■ Task description
Each line containing the word "icon" must be copied from the material below.

### Listed records ###

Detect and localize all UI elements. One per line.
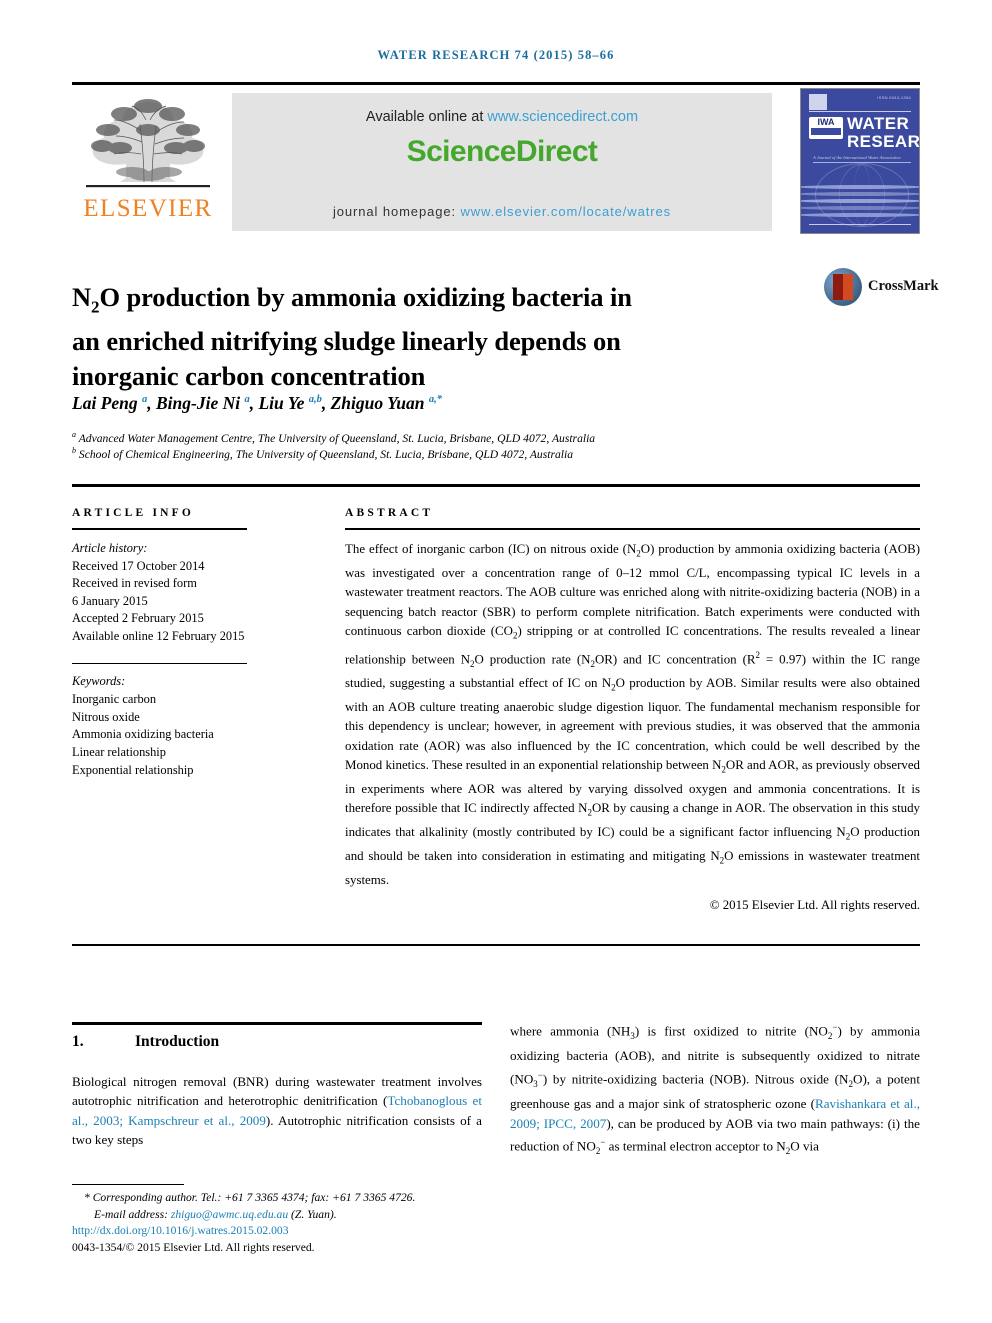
keywords-rule <box>72 663 247 665</box>
section-top-rule <box>72 1022 482 1025</box>
abstract-rule <box>345 528 920 530</box>
sciencedirect-banner: Available online at www.sciencedirect.co… <box>232 93 772 231</box>
keyword-0: Inorganic carbon <box>72 691 157 706</box>
keywords-label: Keywords: <box>72 674 126 688</box>
article-history-label: Article history: <box>72 541 148 555</box>
corresponding-author-note: * Corresponding author. Tel.: +61 7 3365… <box>84 1191 416 1204</box>
running-head: WATER RESEARCH 74 (2015) 58–66 <box>377 48 615 62</box>
author-2: Bing-Jie Ni a <box>156 393 250 413</box>
intro-column-left: Biological nitrogen removal (BNR) during… <box>72 1074 482 1148</box>
abstract-text: The effect of inorganic carbon (IC) on n… <box>345 542 921 888</box>
journal-cover-image: ISSN 0043-1354 IWA WATER RESEARCH A Jour… <box>800 88 920 234</box>
abstract-top-rule <box>72 484 920 487</box>
affiliation-b-mark: b <box>72 446 76 455</box>
header-rule <box>72 82 920 85</box>
available-online-line: Available online at www.sciencedirect.co… <box>232 109 772 125</box>
history-item-4: Available online 12 February 2015 <box>72 628 245 643</box>
available-online-label: Available online at <box>365 109 488 125</box>
cover-title-line1: WATER <box>847 114 910 133</box>
title-line-2: an enriched nitrifying sludge linearly d… <box>72 326 621 357</box>
journal-homepage-label: journal homepage: <box>332 204 461 219</box>
crossmark-book-left-icon <box>833 274 843 300</box>
keyword-4: Exponential relationship <box>72 762 194 777</box>
keyword-2: Ammonia oxidizing bacteria <box>72 727 214 742</box>
affiliation-a-mark: a <box>72 430 76 439</box>
sciencedirect-logo[interactable]: ScienceDirect <box>232 135 772 169</box>
history-item-1: Received in revised form <box>72 576 197 590</box>
author-1: Lai Peng a <box>72 393 148 413</box>
journal-homepage-link[interactable]: www.elsevier.com/locate/watres <box>460 204 671 219</box>
section-title: Introduction <box>135 1033 220 1050</box>
keyword-3: Linear relationship <box>72 745 166 760</box>
crossmark-badge[interactable]: CrossMark <box>824 268 939 310</box>
citation-link[interactable]: Ravishankara et al., 2009; IPCC, 2007 <box>510 1096 920 1130</box>
cover-title-line2: RESEARCH <box>847 132 920 151</box>
elsevier-tree-icon <box>86 99 210 188</box>
affiliation-b: b School of Chemical Engineering, The Un… <box>72 443 872 462</box>
title-line-1: N2O production by ammonia oxidizing bact… <box>72 281 632 317</box>
keywords-list: Keywords: Inorganic carbon Nitrous oxide… <box>72 673 292 780</box>
history-item-0: Received 17 October 2014 <box>72 558 205 573</box>
doi-link[interactable]: http://dx.doi.org/10.1016/j.watres.2015.… <box>72 1223 492 1240</box>
page-title: N2O production by ammonia oxidizing bact… <box>72 280 682 394</box>
abstract-bottom-rule <box>72 944 920 947</box>
cover-bottom-rule <box>809 224 911 225</box>
elsevier-wordmark: ELSEVIER <box>83 195 213 222</box>
title-line-3: inorganic carbon concentration <box>72 361 426 392</box>
abstract-copyright: © 2015 Elsevier Ltd. All rights reserved… <box>709 898 920 912</box>
author-3: Liu Ye a,b <box>258 393 322 413</box>
history-item-2: 6 January 2015 <box>72 593 148 608</box>
sciencedirect-link[interactable]: www.sciencedirect.com <box>487 109 638 125</box>
intro-column-right: where ammonia (NH3) is first oxidized to… <box>510 1022 921 1156</box>
abstract-heading: ABSTRACT <box>345 507 434 519</box>
author-4: Zhiguo Yuan a,* <box>330 393 442 413</box>
issn-copyright-line: 0043-1354/© 2015 Elsevier Ltd. All right… <box>72 1240 315 1254</box>
footnote-block: * Corresponding author. Tel.: +61 7 3365… <box>72 1190 492 1256</box>
email-line: E-mail address: zhiguo@awmc.uq.edu.au (Z… <box>72 1207 492 1224</box>
cover-subtitle: A Journal of the International Water Ass… <box>813 155 911 163</box>
masthead: ELSEVIER Available online at www.science… <box>72 88 920 236</box>
email-suffix: (Z. Yuan). <box>288 1207 337 1221</box>
article-history: Article history: Received 17 October 201… <box>72 540 292 645</box>
iwa-logo-icon: IWA <box>809 117 843 139</box>
citation-link[interactable]: Tchobanoglous et al., 2003; Kampschreur … <box>72 1093 482 1127</box>
affiliation-b-text: School of Chemical Engineering, The Univ… <box>78 447 573 461</box>
paper-page: WATER RESEARCH 74 (2015) 58–66 ELSEVIER … <box>0 0 992 1323</box>
section-number: 1. <box>72 1033 84 1050</box>
email-label: E-mail address: <box>94 1207 171 1221</box>
email-link[interactable]: zhiguo@awmc.uq.edu.au <box>171 1208 288 1221</box>
crossmark-book-right-icon <box>843 274 853 300</box>
footnote-rule <box>72 1184 184 1186</box>
journal-homepage-line: journal homepage: www.elsevier.com/locat… <box>232 204 772 219</box>
article-info-heading: ARTICLE INFO <box>72 507 195 519</box>
elsevier-logo: ELSEVIER <box>72 88 224 236</box>
keyword-1: Nitrous oxide <box>72 709 140 724</box>
article-info-rule <box>72 528 247 530</box>
history-item-3: Accepted 2 February 2015 <box>72 611 204 625</box>
crossmark-label: CrossMark <box>868 278 939 294</box>
iwa-logo-text: IWA <box>817 117 835 127</box>
sciencedirect-logo-text: ScienceDirect <box>406 135 598 168</box>
cover-title: WATER RESEARCH <box>847 114 920 151</box>
cover-issn: ISSN 0043-1354 <box>877 95 911 100</box>
author-list: Lai Peng a, Bing-Jie Ni a, Liu Ye a,b, Z… <box>72 393 442 413</box>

###

■ Completed exercise
crossmark-book-left-icon <box>833 274 843 300</box>
elsevier-tree-icon <box>86 99 210 188</box>
iwa-logo-icon: IWA <box>809 117 843 139</box>
crossmark-book-right-icon <box>843 274 853 300</box>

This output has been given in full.